Extract every line of the material that holds the string "htdocs".

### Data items
============
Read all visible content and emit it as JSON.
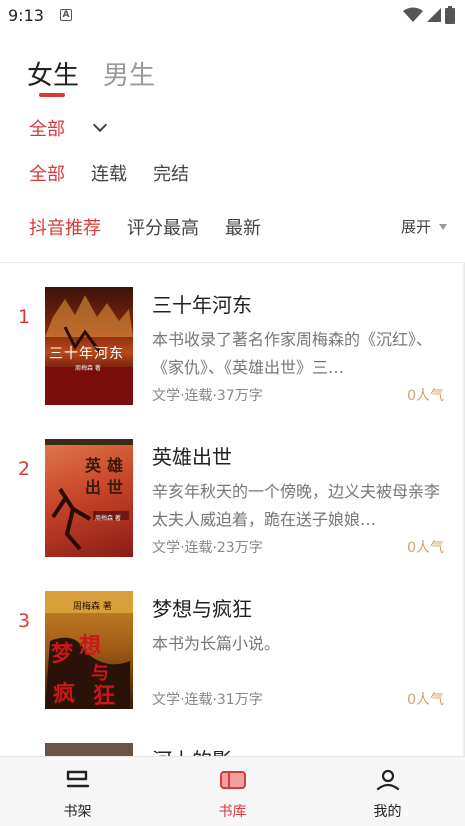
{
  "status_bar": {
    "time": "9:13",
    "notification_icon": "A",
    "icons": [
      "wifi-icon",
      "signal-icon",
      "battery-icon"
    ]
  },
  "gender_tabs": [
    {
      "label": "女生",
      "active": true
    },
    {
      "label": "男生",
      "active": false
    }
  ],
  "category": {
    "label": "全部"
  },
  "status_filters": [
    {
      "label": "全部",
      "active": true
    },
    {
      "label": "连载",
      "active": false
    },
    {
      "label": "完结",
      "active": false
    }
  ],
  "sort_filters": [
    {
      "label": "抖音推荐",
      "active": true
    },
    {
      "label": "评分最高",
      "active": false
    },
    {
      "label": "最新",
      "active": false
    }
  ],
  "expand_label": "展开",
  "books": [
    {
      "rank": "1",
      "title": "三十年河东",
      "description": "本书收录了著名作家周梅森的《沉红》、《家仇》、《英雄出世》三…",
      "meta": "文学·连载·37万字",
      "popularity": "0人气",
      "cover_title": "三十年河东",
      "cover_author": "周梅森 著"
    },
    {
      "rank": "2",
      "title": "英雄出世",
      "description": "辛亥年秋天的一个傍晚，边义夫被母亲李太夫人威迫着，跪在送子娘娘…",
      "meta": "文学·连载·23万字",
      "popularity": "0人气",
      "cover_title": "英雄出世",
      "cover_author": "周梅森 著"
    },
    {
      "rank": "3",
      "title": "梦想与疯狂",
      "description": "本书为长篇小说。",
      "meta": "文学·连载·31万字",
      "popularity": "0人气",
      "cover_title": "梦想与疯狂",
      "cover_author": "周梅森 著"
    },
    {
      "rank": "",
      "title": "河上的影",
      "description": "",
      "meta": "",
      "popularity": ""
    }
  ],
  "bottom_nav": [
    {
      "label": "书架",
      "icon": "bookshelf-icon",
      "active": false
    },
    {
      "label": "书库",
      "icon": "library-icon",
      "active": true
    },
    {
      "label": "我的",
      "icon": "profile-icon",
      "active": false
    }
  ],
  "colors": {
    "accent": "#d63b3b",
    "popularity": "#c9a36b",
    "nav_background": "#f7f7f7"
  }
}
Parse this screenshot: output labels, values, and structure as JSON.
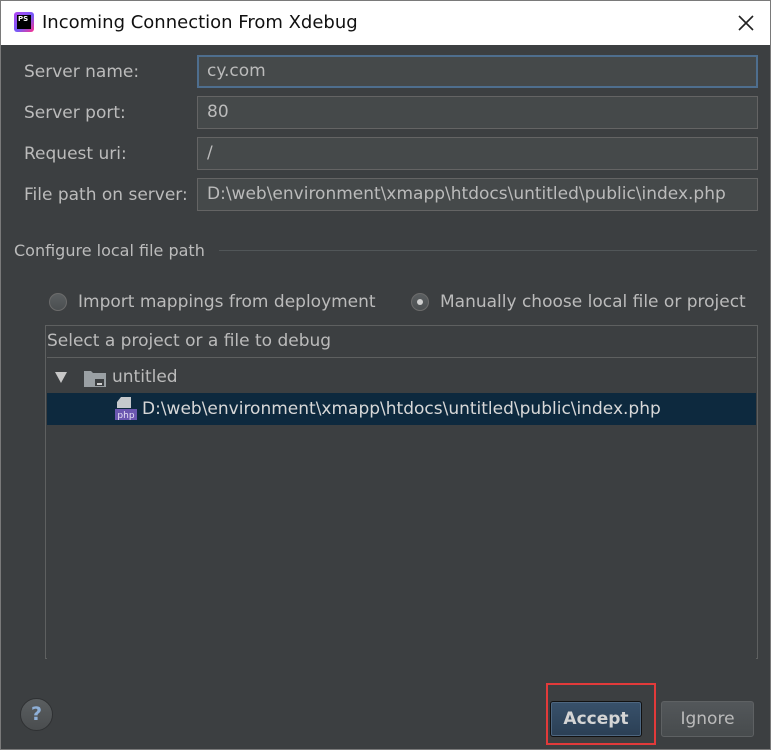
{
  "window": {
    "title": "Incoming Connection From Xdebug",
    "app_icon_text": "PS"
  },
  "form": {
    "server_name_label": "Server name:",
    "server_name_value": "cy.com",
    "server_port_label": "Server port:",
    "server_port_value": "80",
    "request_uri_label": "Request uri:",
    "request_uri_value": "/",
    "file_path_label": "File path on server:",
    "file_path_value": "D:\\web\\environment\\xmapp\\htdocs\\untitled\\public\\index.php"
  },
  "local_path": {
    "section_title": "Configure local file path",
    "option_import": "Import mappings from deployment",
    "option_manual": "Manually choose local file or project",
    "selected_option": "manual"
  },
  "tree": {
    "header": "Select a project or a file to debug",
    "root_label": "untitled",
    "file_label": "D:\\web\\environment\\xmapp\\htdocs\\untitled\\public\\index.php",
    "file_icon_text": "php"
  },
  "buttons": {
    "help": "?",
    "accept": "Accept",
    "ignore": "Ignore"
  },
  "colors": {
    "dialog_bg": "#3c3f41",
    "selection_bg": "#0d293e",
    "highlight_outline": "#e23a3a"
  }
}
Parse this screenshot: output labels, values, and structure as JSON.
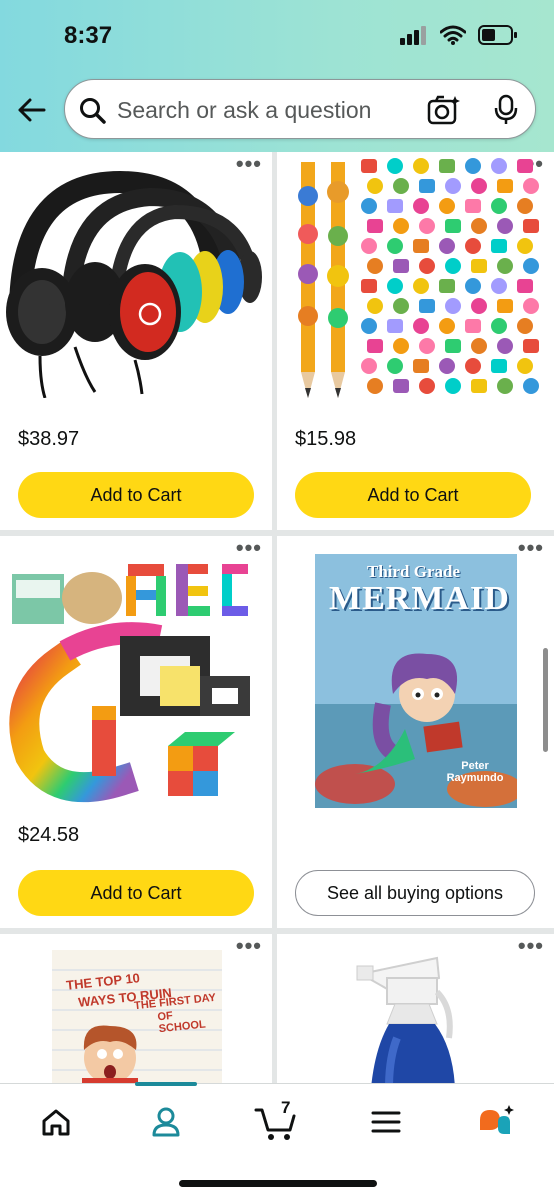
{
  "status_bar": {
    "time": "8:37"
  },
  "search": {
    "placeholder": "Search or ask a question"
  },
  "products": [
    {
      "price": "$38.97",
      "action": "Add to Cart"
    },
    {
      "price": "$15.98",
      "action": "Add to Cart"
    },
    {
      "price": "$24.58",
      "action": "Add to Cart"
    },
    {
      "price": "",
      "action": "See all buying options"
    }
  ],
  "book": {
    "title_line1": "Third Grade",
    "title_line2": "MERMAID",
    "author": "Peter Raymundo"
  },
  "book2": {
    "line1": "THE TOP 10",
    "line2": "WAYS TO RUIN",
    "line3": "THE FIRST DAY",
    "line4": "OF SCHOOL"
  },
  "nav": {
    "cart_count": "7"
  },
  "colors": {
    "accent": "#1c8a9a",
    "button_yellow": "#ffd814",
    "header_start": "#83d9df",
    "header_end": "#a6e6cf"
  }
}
============
### RESPONSE TO THIS EXERCISE
    "file_path_value": "D:\\web\\environment\\xmapp\\htdocs\\untitled\\public\\index.php"
    "file_label": "D:\\web\\environment\\xmapp\\htdocs\\untitled\\public\\index.php",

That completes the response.